Texte fourni:
****************************************
Vous me croirez, vous me croirez pas, il m'a fallu une semaine pour obtenir que quelqu'un daigne enfin nettoyer ma cage. C'est un comble ça. Je suis un modèle de gentillesse, jamais un mot plus haut que l'autre, jamais une morsure (ou juste une petite marque de rien du tout quand c'est vraiment nécessaire), jamais une allusion gênante sur l'aspect de l'un ou l'autre de mes colocataires (même si je me ferai jamais à leur dégaine de grenouille). Et la récompense ? Hein, où qu'elle est la récompense pour Kriki ? Nada. Rien du tout. Juste une carotte ou un morceau de fenouil balancé de temps en temps, au gré des humeurs de Monsieur ou Madame de Bipédie. Il m'a donc fallu jouer les intéressants, siffler telle la marmotte alpine, pour qu'enfin on s'occupe un peu de ma petite personne.

Moi, je dis que la rentrée c'est pas bon pour les cochons d'Inde.

D'autant plus que le petit, celui qui passait pour un sympathique et inoffensif quadrupède, qui traînait par terre en zozotant, en bavotant, et bien figurez-vous qu'il s'est mis debout dimanche dernier et que depuis il essaie toujours d'ouvrir ma cage rien que pour me tirer les poils du dos. C'est beau l'évolution. Merci bien.

Mais je m'en fiche, parce qu'un jour je serai carnivore et je peux vous dire que ça rigolera un peu moins dans les chaumières. Non mais.
****************************************
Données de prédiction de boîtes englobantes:

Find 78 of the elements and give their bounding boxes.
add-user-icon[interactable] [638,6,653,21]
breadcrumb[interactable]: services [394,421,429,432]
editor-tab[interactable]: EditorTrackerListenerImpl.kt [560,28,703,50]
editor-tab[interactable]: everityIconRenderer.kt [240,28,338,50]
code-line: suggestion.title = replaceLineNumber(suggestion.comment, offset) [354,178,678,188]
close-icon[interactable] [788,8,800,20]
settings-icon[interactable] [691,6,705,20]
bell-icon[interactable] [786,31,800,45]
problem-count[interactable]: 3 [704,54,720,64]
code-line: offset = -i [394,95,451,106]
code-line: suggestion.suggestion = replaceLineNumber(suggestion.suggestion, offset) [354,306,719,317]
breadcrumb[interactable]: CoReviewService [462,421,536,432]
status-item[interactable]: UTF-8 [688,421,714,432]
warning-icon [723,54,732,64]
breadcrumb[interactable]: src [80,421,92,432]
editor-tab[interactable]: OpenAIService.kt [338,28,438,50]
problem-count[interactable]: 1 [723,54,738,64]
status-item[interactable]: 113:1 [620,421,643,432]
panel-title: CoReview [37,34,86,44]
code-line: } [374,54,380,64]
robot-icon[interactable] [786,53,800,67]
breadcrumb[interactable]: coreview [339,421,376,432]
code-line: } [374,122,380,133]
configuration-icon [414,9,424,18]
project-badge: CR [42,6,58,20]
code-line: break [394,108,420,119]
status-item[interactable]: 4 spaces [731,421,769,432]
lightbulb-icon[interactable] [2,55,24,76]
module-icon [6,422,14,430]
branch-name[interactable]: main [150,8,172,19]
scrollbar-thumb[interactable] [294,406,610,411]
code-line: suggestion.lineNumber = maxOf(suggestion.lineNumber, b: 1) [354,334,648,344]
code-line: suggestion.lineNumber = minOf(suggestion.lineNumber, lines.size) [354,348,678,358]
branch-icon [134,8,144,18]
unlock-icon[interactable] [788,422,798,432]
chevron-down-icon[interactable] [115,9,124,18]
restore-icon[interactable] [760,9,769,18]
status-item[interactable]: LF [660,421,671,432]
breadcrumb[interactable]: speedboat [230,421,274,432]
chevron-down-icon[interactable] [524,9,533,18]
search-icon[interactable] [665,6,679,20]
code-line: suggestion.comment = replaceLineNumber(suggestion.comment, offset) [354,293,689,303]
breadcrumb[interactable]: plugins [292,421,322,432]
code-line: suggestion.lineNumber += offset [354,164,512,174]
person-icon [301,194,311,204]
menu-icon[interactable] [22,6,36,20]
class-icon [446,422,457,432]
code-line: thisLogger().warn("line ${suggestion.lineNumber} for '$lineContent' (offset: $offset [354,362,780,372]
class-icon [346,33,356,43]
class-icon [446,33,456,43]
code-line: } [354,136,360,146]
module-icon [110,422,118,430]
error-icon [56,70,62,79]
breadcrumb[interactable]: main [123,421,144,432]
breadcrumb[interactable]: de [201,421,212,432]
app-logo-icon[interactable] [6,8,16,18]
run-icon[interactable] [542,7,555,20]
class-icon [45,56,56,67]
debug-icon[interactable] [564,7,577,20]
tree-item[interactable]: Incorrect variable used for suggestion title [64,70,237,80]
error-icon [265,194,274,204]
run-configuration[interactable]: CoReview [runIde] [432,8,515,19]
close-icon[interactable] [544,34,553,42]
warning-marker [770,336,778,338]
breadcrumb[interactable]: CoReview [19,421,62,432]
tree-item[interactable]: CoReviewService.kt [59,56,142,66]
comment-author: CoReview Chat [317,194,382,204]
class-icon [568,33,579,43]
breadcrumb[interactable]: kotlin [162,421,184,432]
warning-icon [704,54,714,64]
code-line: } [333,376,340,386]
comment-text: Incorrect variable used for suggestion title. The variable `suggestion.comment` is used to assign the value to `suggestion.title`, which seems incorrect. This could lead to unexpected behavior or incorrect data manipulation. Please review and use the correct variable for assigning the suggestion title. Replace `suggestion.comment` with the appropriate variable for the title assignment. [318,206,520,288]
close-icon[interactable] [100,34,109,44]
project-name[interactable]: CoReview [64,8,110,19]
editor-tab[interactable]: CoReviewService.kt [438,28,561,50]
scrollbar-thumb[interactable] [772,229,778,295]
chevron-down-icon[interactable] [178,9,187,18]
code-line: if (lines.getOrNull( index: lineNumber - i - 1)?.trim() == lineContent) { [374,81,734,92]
****************************************
Consigne 1:
Recopiez à l'identique le passage du texte fourni qui commence par « Moi, je dis » et se poursuit jusqu'à « chaumières. Non mais. ».
Consigne 2:
Répondez à ces questions sur le texte fourni :
(a) Combien de temps a-t-il fallu à Kriki pour obtenir qu'on nettoie sa cage ?
(b) Quel jour le petit s'est-il mis debout ?
(c) Que sera Kriki un jour ?
Consigne 3:
Traduisez en anglais, s'il vous plaît, cette phrase du texte fourni : « Moi, je dis que la rentrée c'est pas bon pour les cochons d'Inde. »
Appuyez-vous uniquement sur le texte fourni.

Réponse attendue 1:
Moi, je dis que la rentrée c'est pas bon pour les cochons d'Inde.

D'autant plus que le petit, celui qui passait pour un sympathique et inoffensif quadrupède, qui traînait par terre en zozotant, en bavotant, et bien figurez-vous qu'il s'est mis debout dimanche dernier et que depuis il essaie toujours d'ouvrir ma cage rien que pour me tirer les poils du dos. C'est beau l'évolution. Merci bien.

Mais je m'en fiche, parce qu'un jour je serai carnivore et je peux vous dire que ça rigolera un peu moins dans les chaumières. Non mais.

Réponse attendue 2:
(a) Une semaine.
(b) Dimanche dernier.
(c) Carnivore.

Réponse attendue 3:
Me, I say back-to-school time is no good for guinea pigs.